Raw records:
──────
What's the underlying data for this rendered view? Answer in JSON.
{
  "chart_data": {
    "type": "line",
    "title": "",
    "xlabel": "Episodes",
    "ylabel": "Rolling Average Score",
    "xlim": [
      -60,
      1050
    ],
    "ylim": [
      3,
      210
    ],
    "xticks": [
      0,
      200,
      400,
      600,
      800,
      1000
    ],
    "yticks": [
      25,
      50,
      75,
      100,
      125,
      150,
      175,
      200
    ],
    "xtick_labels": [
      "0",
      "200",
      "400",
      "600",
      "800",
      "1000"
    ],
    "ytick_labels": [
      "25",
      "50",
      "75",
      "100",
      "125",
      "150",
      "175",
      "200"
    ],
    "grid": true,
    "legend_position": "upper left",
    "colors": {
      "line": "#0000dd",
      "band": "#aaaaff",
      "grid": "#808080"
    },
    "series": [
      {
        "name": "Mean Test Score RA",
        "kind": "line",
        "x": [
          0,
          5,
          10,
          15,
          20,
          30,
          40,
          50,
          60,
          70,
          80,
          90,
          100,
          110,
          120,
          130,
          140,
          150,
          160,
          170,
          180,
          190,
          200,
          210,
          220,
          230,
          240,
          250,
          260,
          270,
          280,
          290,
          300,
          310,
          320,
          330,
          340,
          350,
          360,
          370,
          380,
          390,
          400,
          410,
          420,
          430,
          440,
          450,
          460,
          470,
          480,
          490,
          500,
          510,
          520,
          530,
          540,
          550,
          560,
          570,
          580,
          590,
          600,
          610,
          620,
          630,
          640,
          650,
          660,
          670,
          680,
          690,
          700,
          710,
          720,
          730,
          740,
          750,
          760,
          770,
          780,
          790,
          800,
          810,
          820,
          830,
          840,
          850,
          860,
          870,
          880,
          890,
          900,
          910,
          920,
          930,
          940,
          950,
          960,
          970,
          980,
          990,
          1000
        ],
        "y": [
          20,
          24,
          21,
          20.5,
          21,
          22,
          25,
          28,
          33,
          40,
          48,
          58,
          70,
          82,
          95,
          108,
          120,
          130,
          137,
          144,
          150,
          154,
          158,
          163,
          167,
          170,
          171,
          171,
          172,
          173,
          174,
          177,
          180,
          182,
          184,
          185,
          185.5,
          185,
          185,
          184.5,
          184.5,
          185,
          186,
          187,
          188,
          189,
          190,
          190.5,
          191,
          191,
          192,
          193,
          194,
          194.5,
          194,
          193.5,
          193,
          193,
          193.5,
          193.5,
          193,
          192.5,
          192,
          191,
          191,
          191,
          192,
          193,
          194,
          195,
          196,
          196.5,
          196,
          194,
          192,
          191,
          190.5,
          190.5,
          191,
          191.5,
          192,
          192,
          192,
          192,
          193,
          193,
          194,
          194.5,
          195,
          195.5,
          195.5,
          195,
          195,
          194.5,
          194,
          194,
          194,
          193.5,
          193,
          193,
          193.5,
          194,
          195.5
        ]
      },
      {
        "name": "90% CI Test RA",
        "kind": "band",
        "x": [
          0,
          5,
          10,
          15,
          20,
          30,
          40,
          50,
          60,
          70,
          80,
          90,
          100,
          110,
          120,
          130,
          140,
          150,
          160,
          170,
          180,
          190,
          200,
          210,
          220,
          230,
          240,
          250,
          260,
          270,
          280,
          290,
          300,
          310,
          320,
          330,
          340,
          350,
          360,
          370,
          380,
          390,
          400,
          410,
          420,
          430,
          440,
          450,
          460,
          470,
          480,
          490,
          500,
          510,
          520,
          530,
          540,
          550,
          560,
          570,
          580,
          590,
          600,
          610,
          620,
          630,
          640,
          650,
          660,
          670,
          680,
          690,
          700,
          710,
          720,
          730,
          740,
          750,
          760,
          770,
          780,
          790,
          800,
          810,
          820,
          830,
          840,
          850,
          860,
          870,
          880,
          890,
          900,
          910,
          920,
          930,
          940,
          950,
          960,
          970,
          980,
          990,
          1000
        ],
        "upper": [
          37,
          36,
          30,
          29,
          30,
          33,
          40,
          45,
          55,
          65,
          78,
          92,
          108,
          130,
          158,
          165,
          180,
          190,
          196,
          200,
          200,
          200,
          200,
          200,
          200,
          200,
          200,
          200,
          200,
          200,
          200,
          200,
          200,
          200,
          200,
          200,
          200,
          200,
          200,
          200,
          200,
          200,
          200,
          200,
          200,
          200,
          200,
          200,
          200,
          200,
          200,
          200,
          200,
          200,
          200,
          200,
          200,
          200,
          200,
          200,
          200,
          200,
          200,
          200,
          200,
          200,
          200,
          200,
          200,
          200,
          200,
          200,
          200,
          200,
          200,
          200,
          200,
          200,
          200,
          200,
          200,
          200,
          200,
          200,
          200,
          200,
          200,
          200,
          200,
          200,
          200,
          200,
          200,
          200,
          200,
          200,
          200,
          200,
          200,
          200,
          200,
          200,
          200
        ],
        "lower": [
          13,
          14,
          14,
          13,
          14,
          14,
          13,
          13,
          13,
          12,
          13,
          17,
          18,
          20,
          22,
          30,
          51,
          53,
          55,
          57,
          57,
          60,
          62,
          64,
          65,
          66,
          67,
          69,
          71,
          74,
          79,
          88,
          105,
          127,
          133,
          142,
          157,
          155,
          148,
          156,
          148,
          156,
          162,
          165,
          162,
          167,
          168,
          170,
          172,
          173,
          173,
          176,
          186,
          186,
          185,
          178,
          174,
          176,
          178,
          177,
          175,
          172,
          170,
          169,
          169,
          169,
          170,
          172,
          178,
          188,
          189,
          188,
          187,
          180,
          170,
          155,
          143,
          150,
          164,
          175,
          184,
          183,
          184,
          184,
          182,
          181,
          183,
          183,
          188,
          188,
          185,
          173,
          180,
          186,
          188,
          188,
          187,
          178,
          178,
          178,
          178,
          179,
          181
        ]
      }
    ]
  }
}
──────
Reproduce the entire listing word for word.

What's the underlying data for this rendered view? Answer in JSON.
{
  "chart_data": {
    "type": "line",
    "title": "",
    "xlabel": "Episodes",
    "ylabel": "Rolling Average Score",
    "xlim": [
      -60,
      1050
    ],
    "ylim": [
      3,
      210
    ],
    "xticks": [
      0,
      200,
      400,
      600,
      800,
      1000
    ],
    "yticks": [
      25,
      50,
      75,
      100,
      125,
      150,
      175,
      200
    ],
    "xtick_labels": [
      "0",
      "200",
      "400",
      "600",
      "800",
      "1000"
    ],
    "ytick_labels": [
      "25",
      "50",
      "75",
      "100",
      "125",
      "150",
      "175",
      "200"
    ],
    "grid": true,
    "legend_position": "upper left",
    "colors": {
      "line": "#0000dd",
      "band": "#aaaaff",
      "grid": "#808080"
    },
    "series": [
      {
        "name": "Mean Test Score RA",
        "kind": "line",
        "x": [
          0,
          5,
          10,
          15,
          20,
          30,
          40,
          50,
          60,
          70,
          80,
          90,
          100,
          110,
          120,
          130,
          140,
          150,
          160,
          170,
          180,
          190,
          200,
          210,
          220,
          230,
          240,
          250,
          260,
          270,
          280,
          290,
          300,
          310,
          320,
          330,
          340,
          350,
          360,
          370,
          380,
          390,
          400,
          410,
          420,
          430,
          440,
          450,
          460,
          470,
          480,
          490,
          500,
          510,
          520,
          530,
          540,
          550,
          560,
          570,
          580,
          590,
          600,
          610,
          620,
          630,
          640,
          650,
          660,
          670,
          680,
          690,
          700,
          710,
          720,
          730,
          740,
          750,
          760,
          770,
          780,
          790,
          800,
          810,
          820,
          830,
          840,
          850,
          860,
          870,
          880,
          890,
          900,
          910,
          920,
          930,
          940,
          950,
          960,
          970,
          980,
          990,
          1000
        ],
        "y": [
          20,
          24,
          21,
          20.5,
          21,
          22,
          25,
          28,
          33,
          40,
          48,
          58,
          70,
          82,
          95,
          108,
          120,
          130,
          137,
          144,
          150,
          154,
          158,
          163,
          167,
          170,
          171,
          171,
          172,
          173,
          174,
          177,
          180,
          182,
          184,
          185,
          185.5,
          185,
          185,
          184.5,
          184.5,
          185,
          186,
          187,
          188,
          189,
          190,
          190.5,
          191,
          191,
          192,
          193,
          194,
          194.5,
          194,
          193.5,
          193,
          193,
          193.5,
          193.5,
          193,
          192.5,
          192,
          191,
          191,
          191,
          192,
          193,
          194,
          195,
          196,
          196.5,
          196,
          194,
          192,
          191,
          190.5,
          190.5,
          191,
          191.5,
          192,
          192,
          192,
          192,
          193,
          193,
          194,
          194.5,
          195,
          195.5,
          195.5,
          195,
          195,
          194.5,
          194,
          194,
          194,
          193.5,
          193,
          193,
          193.5,
          194,
          195.5
        ]
      },
      {
        "name": "90% CI Test RA",
        "kind": "band",
        "x": [
          0,
          5,
          10,
          15,
          20,
          30,
          40,
          50,
          60,
          70,
          80,
          90,
          100,
          110,
          120,
          130,
          140,
          150,
          160,
          170,
          180,
          190,
          200,
          210,
          220,
          230,
          240,
          250,
          260,
          270,
          280,
          290,
          300,
          310,
          320,
          330,
          340,
          350,
          360,
          370,
          380,
          390,
          400,
          410,
          420,
          430,
          440,
          450,
          460,
          470,
          480,
          490,
          500,
          510,
          520,
          530,
          540,
          550,
          560,
          570,
          580,
          590,
          600,
          610,
          620,
          630,
          640,
          650,
          660,
          670,
          680,
          690,
          700,
          710,
          720,
          730,
          740,
          750,
          760,
          770,
          780,
          790,
          800,
          810,
          820,
          830,
          840,
          850,
          860,
          870,
          880,
          890,
          900,
          910,
          920,
          930,
          940,
          950,
          960,
          970,
          980,
          990,
          1000
        ],
        "upper": [
          37,
          36,
          30,
          29,
          30,
          33,
          40,
          45,
          55,
          65,
          78,
          92,
          108,
          130,
          158,
          165,
          180,
          190,
          196,
          200,
          200,
          200,
          200,
          200,
          200,
          200,
          200,
          200,
          200,
          200,
          200,
          200,
          200,
          200,
          200,
          200,
          200,
          200,
          200,
          200,
          200,
          200,
          200,
          200,
          200,
          200,
          200,
          200,
          200,
          200,
          200,
          200,
          200,
          200,
          200,
          200,
          200,
          200,
          200,
          200,
          200,
          200,
          200,
          200,
          200,
          200,
          200,
          200,
          200,
          200,
          200,
          200,
          200,
          200,
          200,
          200,
          200,
          200,
          200,
          200,
          200,
          200,
          200,
          200,
          200,
          200,
          200,
          200,
          200,
          200,
          200,
          200,
          200,
          200,
          200,
          200,
          200,
          200,
          200,
          200,
          200,
          200,
          200
        ],
        "lower": [
          13,
          14,
          14,
          13,
          14,
          14,
          13,
          13,
          13,
          12,
          13,
          17,
          18,
          20,
          22,
          30,
          51,
          53,
          55,
          57,
          57,
          60,
          62,
          64,
          65,
          66,
          67,
          69,
          71,
          74,
          79,
          88,
          105,
          127,
          133,
          142,
          157,
          155,
          148,
          156,
          148,
          156,
          162,
          165,
          162,
          167,
          168,
          170,
          172,
          173,
          173,
          176,
          186,
          186,
          185,
          178,
          174,
          176,
          178,
          177,
          175,
          172,
          170,
          169,
          169,
          169,
          170,
          172,
          178,
          188,
          189,
          188,
          187,
          180,
          170,
          155,
          143,
          150,
          164,
          175,
          184,
          183,
          184,
          184,
          182,
          181,
          183,
          183,
          188,
          188,
          185,
          173,
          180,
          186,
          188,
          188,
          187,
          178,
          178,
          178,
          178,
          179,
          181
        ]
      }
    ]
  }
}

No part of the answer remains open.